(Figure dataset records)
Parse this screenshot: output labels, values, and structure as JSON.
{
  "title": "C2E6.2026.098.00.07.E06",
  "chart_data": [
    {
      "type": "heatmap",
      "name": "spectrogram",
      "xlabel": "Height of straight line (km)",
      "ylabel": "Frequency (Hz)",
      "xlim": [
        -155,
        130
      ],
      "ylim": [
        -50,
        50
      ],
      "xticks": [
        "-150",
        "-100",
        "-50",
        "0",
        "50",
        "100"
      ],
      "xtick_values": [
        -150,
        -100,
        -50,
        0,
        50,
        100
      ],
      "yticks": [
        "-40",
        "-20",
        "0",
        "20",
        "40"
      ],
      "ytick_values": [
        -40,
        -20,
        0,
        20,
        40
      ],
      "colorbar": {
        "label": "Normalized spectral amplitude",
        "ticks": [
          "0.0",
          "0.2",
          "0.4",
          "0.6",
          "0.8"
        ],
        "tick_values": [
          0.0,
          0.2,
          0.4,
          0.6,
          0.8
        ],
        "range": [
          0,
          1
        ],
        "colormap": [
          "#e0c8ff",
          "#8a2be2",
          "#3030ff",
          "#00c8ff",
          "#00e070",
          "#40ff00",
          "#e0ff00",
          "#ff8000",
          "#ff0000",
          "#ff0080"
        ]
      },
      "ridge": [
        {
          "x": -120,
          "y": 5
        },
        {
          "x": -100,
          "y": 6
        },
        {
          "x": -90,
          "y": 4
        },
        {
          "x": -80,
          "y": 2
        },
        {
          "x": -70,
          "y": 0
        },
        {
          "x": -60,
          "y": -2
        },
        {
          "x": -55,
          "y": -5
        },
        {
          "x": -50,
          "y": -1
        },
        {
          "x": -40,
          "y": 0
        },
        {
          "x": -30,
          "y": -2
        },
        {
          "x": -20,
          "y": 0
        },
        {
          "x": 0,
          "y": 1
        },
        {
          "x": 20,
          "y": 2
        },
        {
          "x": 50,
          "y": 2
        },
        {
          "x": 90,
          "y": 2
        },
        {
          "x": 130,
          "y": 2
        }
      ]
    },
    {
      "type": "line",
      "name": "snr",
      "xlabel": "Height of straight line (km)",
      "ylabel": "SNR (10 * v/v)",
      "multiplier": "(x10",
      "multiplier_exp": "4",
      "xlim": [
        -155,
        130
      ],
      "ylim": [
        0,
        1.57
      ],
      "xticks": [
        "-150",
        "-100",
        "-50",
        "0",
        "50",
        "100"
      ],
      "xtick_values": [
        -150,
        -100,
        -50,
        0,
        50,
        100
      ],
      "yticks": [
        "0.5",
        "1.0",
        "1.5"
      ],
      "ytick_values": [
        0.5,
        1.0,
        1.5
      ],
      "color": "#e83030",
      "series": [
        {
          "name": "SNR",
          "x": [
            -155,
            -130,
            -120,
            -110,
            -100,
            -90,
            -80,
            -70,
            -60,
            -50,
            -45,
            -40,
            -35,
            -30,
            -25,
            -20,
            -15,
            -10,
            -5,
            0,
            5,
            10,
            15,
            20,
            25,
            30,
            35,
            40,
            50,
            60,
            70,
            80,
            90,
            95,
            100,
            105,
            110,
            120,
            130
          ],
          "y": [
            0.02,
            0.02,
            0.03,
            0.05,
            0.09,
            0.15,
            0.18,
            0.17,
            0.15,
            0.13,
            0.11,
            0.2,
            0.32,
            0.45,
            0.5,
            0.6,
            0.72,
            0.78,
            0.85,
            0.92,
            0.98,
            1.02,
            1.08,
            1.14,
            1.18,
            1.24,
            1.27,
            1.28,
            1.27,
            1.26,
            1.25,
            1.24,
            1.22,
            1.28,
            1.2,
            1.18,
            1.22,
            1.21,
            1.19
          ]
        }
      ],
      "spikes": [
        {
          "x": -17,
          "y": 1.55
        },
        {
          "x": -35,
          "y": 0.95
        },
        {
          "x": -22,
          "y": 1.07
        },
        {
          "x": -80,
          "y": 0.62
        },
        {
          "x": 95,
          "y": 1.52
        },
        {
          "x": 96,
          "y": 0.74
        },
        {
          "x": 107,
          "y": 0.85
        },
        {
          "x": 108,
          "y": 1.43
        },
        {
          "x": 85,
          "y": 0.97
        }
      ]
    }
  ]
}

● What you have to do
Print every record exactly as it was given.

● Solution to this exercise
Parse this screenshot: output labels, values, and structure as JSON.
{
  "title": "C2E6.2026.098.00.07.E06",
  "chart_data": [
    {
      "type": "heatmap",
      "name": "spectrogram",
      "xlabel": "Height of straight line (km)",
      "ylabel": "Frequency (Hz)",
      "xlim": [
        -155,
        130
      ],
      "ylim": [
        -50,
        50
      ],
      "xticks": [
        "-150",
        "-100",
        "-50",
        "0",
        "50",
        "100"
      ],
      "xtick_values": [
        -150,
        -100,
        -50,
        0,
        50,
        100
      ],
      "yticks": [
        "-40",
        "-20",
        "0",
        "20",
        "40"
      ],
      "ytick_values": [
        -40,
        -20,
        0,
        20,
        40
      ],
      "colorbar": {
        "label": "Normalized spectral amplitude",
        "ticks": [
          "0.0",
          "0.2",
          "0.4",
          "0.6",
          "0.8"
        ],
        "tick_values": [
          0.0,
          0.2,
          0.4,
          0.6,
          0.8
        ],
        "range": [
          0,
          1
        ],
        "colormap": [
          "#e0c8ff",
          "#8a2be2",
          "#3030ff",
          "#00c8ff",
          "#00e070",
          "#40ff00",
          "#e0ff00",
          "#ff8000",
          "#ff0000",
          "#ff0080"
        ]
      },
      "ridge": [
        {
          "x": -120,
          "y": 5
        },
        {
          "x": -100,
          "y": 6
        },
        {
          "x": -90,
          "y": 4
        },
        {
          "x": -80,
          "y": 2
        },
        {
          "x": -70,
          "y": 0
        },
        {
          "x": -60,
          "y": -2
        },
        {
          "x": -55,
          "y": -5
        },
        {
          "x": -50,
          "y": -1
        },
        {
          "x": -40,
          "y": 0
        },
        {
          "x": -30,
          "y": -2
        },
        {
          "x": -20,
          "y": 0
        },
        {
          "x": 0,
          "y": 1
        },
        {
          "x": 20,
          "y": 2
        },
        {
          "x": 50,
          "y": 2
        },
        {
          "x": 90,
          "y": 2
        },
        {
          "x": 130,
          "y": 2
        }
      ]
    },
    {
      "type": "line",
      "name": "snr",
      "xlabel": "Height of straight line (km)",
      "ylabel": "SNR (10 * v/v)",
      "multiplier": "(x10",
      "multiplier_exp": "4",
      "xlim": [
        -155,
        130
      ],
      "ylim": [
        0,
        1.57
      ],
      "xticks": [
        "-150",
        "-100",
        "-50",
        "0",
        "50",
        "100"
      ],
      "xtick_values": [
        -150,
        -100,
        -50,
        0,
        50,
        100
      ],
      "yticks": [
        "0.5",
        "1.0",
        "1.5"
      ],
      "ytick_values": [
        0.5,
        1.0,
        1.5
      ],
      "color": "#e83030",
      "series": [
        {
          "name": "SNR",
          "x": [
            -155,
            -130,
            -120,
            -110,
            -100,
            -90,
            -80,
            -70,
            -60,
            -50,
            -45,
            -40,
            -35,
            -30,
            -25,
            -20,
            -15,
            -10,
            -5,
            0,
            5,
            10,
            15,
            20,
            25,
            30,
            35,
            40,
            50,
            60,
            70,
            80,
            90,
            95,
            100,
            105,
            110,
            120,
            130
          ],
          "y": [
            0.02,
            0.02,
            0.03,
            0.05,
            0.09,
            0.15,
            0.18,
            0.17,
            0.15,
            0.13,
            0.11,
            0.2,
            0.32,
            0.45,
            0.5,
            0.6,
            0.72,
            0.78,
            0.85,
            0.92,
            0.98,
            1.02,
            1.08,
            1.14,
            1.18,
            1.24,
            1.27,
            1.28,
            1.27,
            1.26,
            1.25,
            1.24,
            1.22,
            1.28,
            1.2,
            1.18,
            1.22,
            1.21,
            1.19
          ]
        }
      ],
      "spikes": [
        {
          "x": -17,
          "y": 1.55
        },
        {
          "x": -35,
          "y": 0.95
        },
        {
          "x": -22,
          "y": 1.07
        },
        {
          "x": -80,
          "y": 0.62
        },
        {
          "x": 95,
          "y": 1.52
        },
        {
          "x": 96,
          "y": 0.74
        },
        {
          "x": 107,
          "y": 0.85
        },
        {
          "x": 108,
          "y": 1.43
        },
        {
          "x": 85,
          "y": 0.97
        }
      ]
    }
  ]
}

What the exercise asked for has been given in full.